▸ **Objective**
Check each line for the word "symbol" and report how many have it. Give nothing else.

▸ **Data records**
----------------

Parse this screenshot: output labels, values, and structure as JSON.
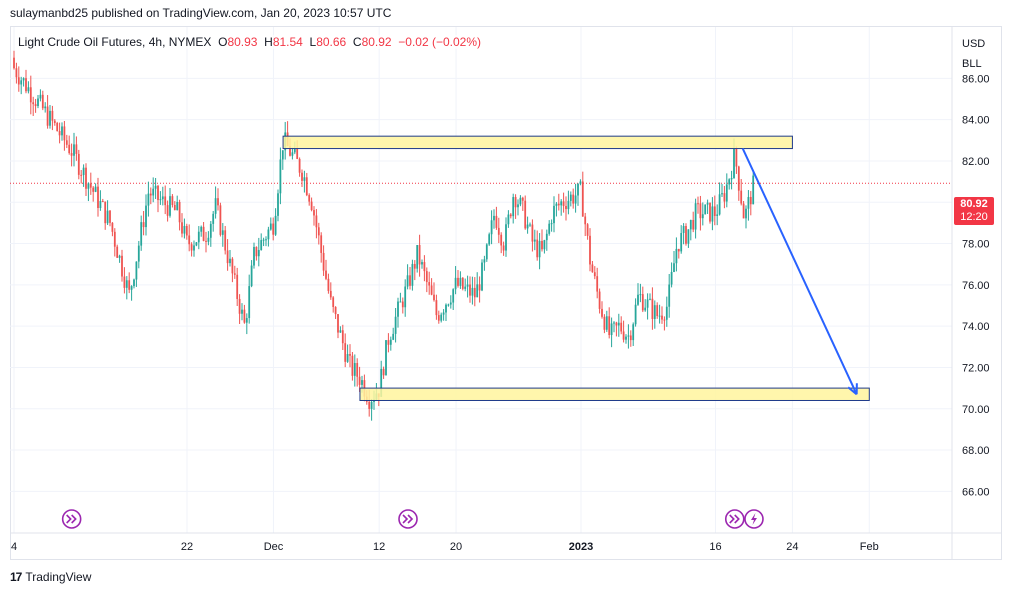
{
  "header": {
    "publisher_line": "sulaymanbd25 published on TradingView.com, Jan 20, 2023 10:57 UTC"
  },
  "legend": {
    "symbol": "Light Crude Oil Futures, 4h, NYMEX",
    "o_label": "O",
    "o_value": "80.93",
    "h_label": "H",
    "h_value": "81.54",
    "l_label": "L",
    "l_value": "80.66",
    "c_label": "C",
    "c_value": "80.92",
    "change": "−0.02 (−0.02%)"
  },
  "price_scale": {
    "currency": "USD",
    "unit": "BLL",
    "last_price": "80.92",
    "countdown": "12:20"
  },
  "footer": {
    "brand": "TradingView",
    "logo_text": "17"
  },
  "colors": {
    "up": "#26a69a",
    "down": "#ef5350",
    "zone_fill": "#fff59d",
    "zone_border": "#1e3a8a",
    "arrow": "#2962ff",
    "last_price_line": "#f23645",
    "event_marker": "#9c27b0"
  },
  "chart_data": {
    "type": "candlestick",
    "symbol": "Light Crude Oil Futures",
    "interval": "4h",
    "ylim": [
      65,
      88
    ],
    "ytick_labels": [
      "86.00",
      "84.00",
      "82.00",
      "80.00",
      "78.00",
      "76.00",
      "74.00",
      "72.00",
      "70.00",
      "68.00",
      "66.00"
    ],
    "xtick_labels": [
      "4",
      "22",
      "Dec",
      "12",
      "20",
      "2023",
      "16",
      "24",
      "Feb"
    ],
    "x_categories": [
      "Nov 4",
      "Nov 22",
      "Dec 1",
      "Dec 12",
      "Dec 20",
      "Jan 2 2023",
      "Jan 16",
      "Jan 24",
      "Feb 1"
    ],
    "last_price": 80.92,
    "grid": true,
    "path_series": [
      {
        "x": "Nov 4",
        "y": 86.5
      },
      {
        "x": "Nov 7",
        "y": 84.5
      },
      {
        "x": "Nov 10",
        "y": 82.5
      },
      {
        "x": "Nov 14",
        "y": 79.0
      },
      {
        "x": "Nov 16",
        "y": 75.5
      },
      {
        "x": "Nov 18",
        "y": 80.5
      },
      {
        "x": "Nov 21",
        "y": 79.5
      },
      {
        "x": "Nov 22",
        "y": 78.0
      },
      {
        "x": "Nov 24",
        "y": 78.5
      },
      {
        "x": "Nov 25",
        "y": 79.8
      },
      {
        "x": "Nov 28",
        "y": 74.0
      },
      {
        "x": "Nov 29",
        "y": 77.5
      },
      {
        "x": "Dec 1",
        "y": 79.0
      },
      {
        "x": "Dec 2",
        "y": 83.0
      },
      {
        "x": "Dec 4",
        "y": 81.5
      },
      {
        "x": "Dec 5",
        "y": 80.0
      },
      {
        "x": "Dec 6",
        "y": 77.5
      },
      {
        "x": "Dec 7",
        "y": 75.0
      },
      {
        "x": "Dec 8",
        "y": 73.5
      },
      {
        "x": "Dec 9",
        "y": 72.0
      },
      {
        "x": "Dec 10",
        "y": 71.5
      },
      {
        "x": "Dec 11",
        "y": 70.5
      },
      {
        "x": "Dec 12",
        "y": 71.0
      },
      {
        "x": "Dec 13",
        "y": 73.5
      },
      {
        "x": "Dec 15",
        "y": 76.0
      },
      {
        "x": "Dec 16",
        "y": 77.5
      },
      {
        "x": "Dec 17",
        "y": 76.0
      },
      {
        "x": "Dec 18",
        "y": 74.5
      },
      {
        "x": "Dec 20",
        "y": 76.0
      },
      {
        "x": "Dec 22",
        "y": 75.5
      },
      {
        "x": "Dec 23",
        "y": 77.0
      },
      {
        "x": "Dec 24",
        "y": 79.5
      },
      {
        "x": "Dec 25",
        "y": 78.0
      },
      {
        "x": "Dec 26",
        "y": 80.5
      },
      {
        "x": "Dec 27",
        "y": 79.5
      },
      {
        "x": "Dec 28",
        "y": 78.0
      },
      {
        "x": "Dec 29",
        "y": 77.5
      },
      {
        "x": "Dec 30",
        "y": 79.5
      },
      {
        "x": "Dec 31",
        "y": 80.0
      },
      {
        "x": "Jan 2 2023",
        "y": 80.5
      },
      {
        "x": "Jan 3",
        "y": 77.0
      },
      {
        "x": "Jan 4",
        "y": 75.0
      },
      {
        "x": "Jan 5",
        "y": 73.5
      },
      {
        "x": "Jan 6",
        "y": 74.0
      },
      {
        "x": "Jan 7",
        "y": 73.5
      },
      {
        "x": "Jan 8",
        "y": 75.5
      },
      {
        "x": "Jan 10",
        "y": 74.5
      },
      {
        "x": "Jan 11",
        "y": 75.0
      },
      {
        "x": "Jan 12",
        "y": 78.0
      },
      {
        "x": "Jan 13",
        "y": 78.5
      },
      {
        "x": "Jan 14",
        "y": 79.5
      },
      {
        "x": "Jan 16",
        "y": 79.5
      },
      {
        "x": "Jan 17",
        "y": 80.5
      },
      {
        "x": "Jan 18",
        "y": 82.3
      },
      {
        "x": "Jan 19",
        "y": 79.2
      },
      {
        "x": "Jan 20",
        "y": 80.9
      }
    ],
    "zones": [
      {
        "label": "resistance",
        "y_low": 82.6,
        "y_high": 83.2,
        "x_start": "Dec 2",
        "x_end": "Jan 24"
      },
      {
        "label": "support",
        "y_low": 70.4,
        "y_high": 71.0,
        "x_start": "Dec 10",
        "x_end": "Feb 1"
      }
    ],
    "projection_arrow": {
      "from": {
        "x": "Jan 18",
        "y": 82.6
      },
      "to": {
        "x": "Jan 31",
        "y": 70.7
      }
    },
    "event_markers": [
      {
        "x": "Nov 10",
        "icon": "fast-forward-icon"
      },
      {
        "x": "Dec 15",
        "icon": "fast-forward-icon"
      },
      {
        "x": "Jan 18",
        "icon": "fast-forward-icon"
      },
      {
        "x": "Jan 20",
        "icon": "lightning-icon"
      }
    ]
  }
}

----------------

▸ **Exercise solution**
2